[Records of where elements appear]
● ● ● ● ●

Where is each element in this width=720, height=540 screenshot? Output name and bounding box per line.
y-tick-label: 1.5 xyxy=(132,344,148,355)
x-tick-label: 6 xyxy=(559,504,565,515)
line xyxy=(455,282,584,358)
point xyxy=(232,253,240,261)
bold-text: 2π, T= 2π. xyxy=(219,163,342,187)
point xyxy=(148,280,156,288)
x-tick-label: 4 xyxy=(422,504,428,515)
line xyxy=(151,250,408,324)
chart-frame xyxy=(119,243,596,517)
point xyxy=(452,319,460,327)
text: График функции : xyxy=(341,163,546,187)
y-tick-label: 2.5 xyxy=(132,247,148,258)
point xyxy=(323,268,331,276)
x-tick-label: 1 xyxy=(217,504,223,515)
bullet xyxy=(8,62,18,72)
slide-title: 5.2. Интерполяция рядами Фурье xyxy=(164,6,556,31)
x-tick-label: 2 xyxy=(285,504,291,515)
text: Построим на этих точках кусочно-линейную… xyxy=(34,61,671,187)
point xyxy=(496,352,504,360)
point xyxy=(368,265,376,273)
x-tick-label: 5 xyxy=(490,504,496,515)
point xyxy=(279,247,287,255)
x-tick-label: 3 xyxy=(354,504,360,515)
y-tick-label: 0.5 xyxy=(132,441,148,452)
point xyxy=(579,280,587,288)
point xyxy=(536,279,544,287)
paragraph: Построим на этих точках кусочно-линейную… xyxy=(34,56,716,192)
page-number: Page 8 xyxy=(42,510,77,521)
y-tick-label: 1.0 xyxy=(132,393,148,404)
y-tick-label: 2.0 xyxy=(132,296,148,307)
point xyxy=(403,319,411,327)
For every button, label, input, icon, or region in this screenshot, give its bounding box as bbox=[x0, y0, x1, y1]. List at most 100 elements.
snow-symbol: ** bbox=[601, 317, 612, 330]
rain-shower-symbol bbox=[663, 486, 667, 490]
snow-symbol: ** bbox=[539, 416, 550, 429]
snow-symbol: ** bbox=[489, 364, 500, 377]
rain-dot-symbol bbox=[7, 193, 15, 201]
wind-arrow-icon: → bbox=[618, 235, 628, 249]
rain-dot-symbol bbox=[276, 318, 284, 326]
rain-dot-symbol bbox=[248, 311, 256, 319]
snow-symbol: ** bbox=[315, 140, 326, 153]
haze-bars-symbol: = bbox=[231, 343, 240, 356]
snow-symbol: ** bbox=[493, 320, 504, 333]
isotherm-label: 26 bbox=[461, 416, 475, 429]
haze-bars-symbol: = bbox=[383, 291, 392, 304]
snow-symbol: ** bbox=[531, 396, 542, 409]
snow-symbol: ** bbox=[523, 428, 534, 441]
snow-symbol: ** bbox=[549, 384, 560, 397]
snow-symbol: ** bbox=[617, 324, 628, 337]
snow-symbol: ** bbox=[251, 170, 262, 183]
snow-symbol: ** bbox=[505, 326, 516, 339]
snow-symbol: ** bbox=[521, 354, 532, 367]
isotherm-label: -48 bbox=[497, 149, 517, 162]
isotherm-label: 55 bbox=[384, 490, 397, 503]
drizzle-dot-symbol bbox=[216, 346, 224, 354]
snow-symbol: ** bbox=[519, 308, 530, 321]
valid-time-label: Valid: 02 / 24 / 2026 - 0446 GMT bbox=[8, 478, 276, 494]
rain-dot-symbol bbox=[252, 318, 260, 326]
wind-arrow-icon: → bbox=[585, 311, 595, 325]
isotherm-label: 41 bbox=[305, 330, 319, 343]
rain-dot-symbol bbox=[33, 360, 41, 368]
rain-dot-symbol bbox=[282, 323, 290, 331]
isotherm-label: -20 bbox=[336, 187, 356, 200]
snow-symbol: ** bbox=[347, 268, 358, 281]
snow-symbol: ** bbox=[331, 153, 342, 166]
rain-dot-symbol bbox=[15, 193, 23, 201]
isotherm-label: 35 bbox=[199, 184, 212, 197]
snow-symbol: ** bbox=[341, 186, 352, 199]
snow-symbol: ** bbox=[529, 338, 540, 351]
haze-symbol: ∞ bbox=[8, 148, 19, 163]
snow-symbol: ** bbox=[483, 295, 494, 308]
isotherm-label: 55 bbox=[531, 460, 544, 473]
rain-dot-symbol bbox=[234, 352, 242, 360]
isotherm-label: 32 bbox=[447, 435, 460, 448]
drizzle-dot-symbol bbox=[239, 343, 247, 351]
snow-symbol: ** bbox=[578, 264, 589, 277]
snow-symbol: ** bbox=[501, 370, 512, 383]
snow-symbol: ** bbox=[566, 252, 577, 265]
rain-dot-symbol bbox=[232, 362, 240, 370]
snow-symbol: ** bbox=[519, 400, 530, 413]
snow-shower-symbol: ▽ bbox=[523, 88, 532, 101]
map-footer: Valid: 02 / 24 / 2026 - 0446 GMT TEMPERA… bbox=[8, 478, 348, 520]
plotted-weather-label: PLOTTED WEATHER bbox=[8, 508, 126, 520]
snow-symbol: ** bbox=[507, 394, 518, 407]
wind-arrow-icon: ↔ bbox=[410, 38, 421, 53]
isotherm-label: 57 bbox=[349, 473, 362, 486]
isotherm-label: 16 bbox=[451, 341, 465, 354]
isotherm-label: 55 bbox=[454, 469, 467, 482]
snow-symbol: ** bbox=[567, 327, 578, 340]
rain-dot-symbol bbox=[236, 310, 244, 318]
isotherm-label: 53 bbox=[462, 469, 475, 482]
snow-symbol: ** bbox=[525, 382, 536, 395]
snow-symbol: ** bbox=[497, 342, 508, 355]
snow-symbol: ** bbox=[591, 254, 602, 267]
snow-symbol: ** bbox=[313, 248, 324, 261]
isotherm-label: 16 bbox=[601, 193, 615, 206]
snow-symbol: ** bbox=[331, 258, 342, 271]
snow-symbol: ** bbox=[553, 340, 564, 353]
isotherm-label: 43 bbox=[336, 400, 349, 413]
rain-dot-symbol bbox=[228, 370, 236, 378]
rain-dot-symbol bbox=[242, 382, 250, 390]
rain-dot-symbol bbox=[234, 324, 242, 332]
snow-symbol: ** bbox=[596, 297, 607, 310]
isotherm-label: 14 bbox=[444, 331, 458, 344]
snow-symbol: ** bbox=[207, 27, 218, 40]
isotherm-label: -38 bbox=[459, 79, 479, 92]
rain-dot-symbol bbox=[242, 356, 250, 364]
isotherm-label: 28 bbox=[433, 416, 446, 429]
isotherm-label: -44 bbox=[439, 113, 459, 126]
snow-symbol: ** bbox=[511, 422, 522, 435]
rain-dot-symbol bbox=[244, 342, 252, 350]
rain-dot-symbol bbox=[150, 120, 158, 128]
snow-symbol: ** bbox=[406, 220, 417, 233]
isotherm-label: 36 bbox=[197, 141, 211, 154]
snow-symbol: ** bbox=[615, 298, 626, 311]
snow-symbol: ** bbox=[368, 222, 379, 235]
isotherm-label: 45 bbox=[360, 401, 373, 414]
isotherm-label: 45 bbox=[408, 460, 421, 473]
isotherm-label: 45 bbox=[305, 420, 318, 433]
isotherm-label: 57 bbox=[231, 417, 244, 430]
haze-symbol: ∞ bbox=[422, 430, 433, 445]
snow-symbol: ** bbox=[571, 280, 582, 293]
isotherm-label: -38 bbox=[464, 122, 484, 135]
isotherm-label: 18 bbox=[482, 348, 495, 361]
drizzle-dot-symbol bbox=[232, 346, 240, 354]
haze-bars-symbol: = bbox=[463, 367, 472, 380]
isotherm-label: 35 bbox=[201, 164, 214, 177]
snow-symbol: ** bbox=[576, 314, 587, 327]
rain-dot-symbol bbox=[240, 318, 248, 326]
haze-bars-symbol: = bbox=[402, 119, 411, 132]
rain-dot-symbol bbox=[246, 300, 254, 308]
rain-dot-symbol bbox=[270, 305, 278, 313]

● ● ● ● ●

Set problem: Identify every row above that contains the string "tick" and copy each of those rows in full. Treat case as significant.

Written solution:
y-tick-label: 1.5 xyxy=(132,344,148,355)
x-tick-label: 6 xyxy=(559,504,565,515)
x-tick-label: 4 xyxy=(422,504,428,515)
y-tick-label: 2.5 xyxy=(132,247,148,258)
x-tick-label: 1 xyxy=(217,504,223,515)
x-tick-label: 2 xyxy=(285,504,291,515)
x-tick-label: 5 xyxy=(490,504,496,515)
x-tick-label: 3 xyxy=(354,504,360,515)
y-tick-label: 0.5 xyxy=(132,441,148,452)
y-tick-label: 1.0 xyxy=(132,393,148,404)
y-tick-label: 2.0 xyxy=(132,296,148,307)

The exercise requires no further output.